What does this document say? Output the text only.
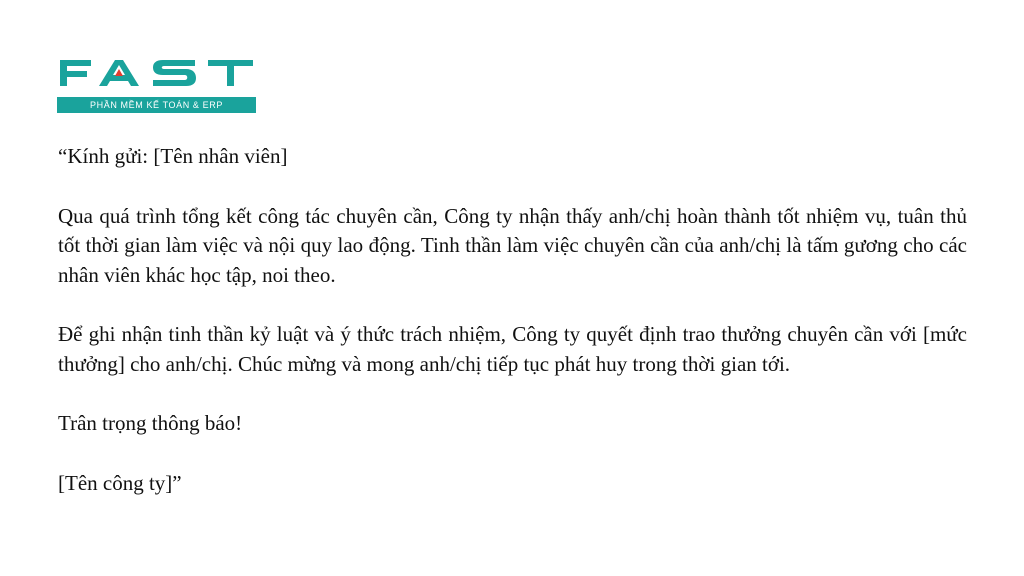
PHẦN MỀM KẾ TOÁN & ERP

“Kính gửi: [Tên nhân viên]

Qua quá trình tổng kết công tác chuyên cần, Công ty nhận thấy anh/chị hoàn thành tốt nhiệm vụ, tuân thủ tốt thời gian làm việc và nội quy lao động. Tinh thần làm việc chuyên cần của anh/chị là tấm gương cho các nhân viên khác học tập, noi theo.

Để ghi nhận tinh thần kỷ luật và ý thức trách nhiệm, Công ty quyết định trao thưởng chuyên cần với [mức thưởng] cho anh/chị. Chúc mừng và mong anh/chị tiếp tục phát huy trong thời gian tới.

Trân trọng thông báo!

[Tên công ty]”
· · · ·
PROBLEM TO WORK ON:
Your task is to return the entries above exactly, with no pictures.

WRITTEN ANSWER:
What does this document say? Output the text only.
PHẦN MỀM KẾ TOÁN & ERP

“Kính gửi: [Tên nhân viên]

Qua quá trình tổng kết công tác chuyên cần, Công ty nhận thấy anh/chị hoàn thành tốt nhiệm vụ, tuân thủ tốt thời gian làm việc và nội quy lao động. Tinh thần làm việc chuyên cần của anh/chị là tấm gương cho các nhân viên khác học tập, noi theo.

Để ghi nhận tinh thần kỷ luật và ý thức trách nhiệm, Công ty quyết định trao thưởng chuyên cần với [mức thưởng] cho anh/chị. Chúc mừng và mong anh/chị tiếp tục phát huy trong thời gian tới.

Trân trọng thông báo!

[Tên công ty]”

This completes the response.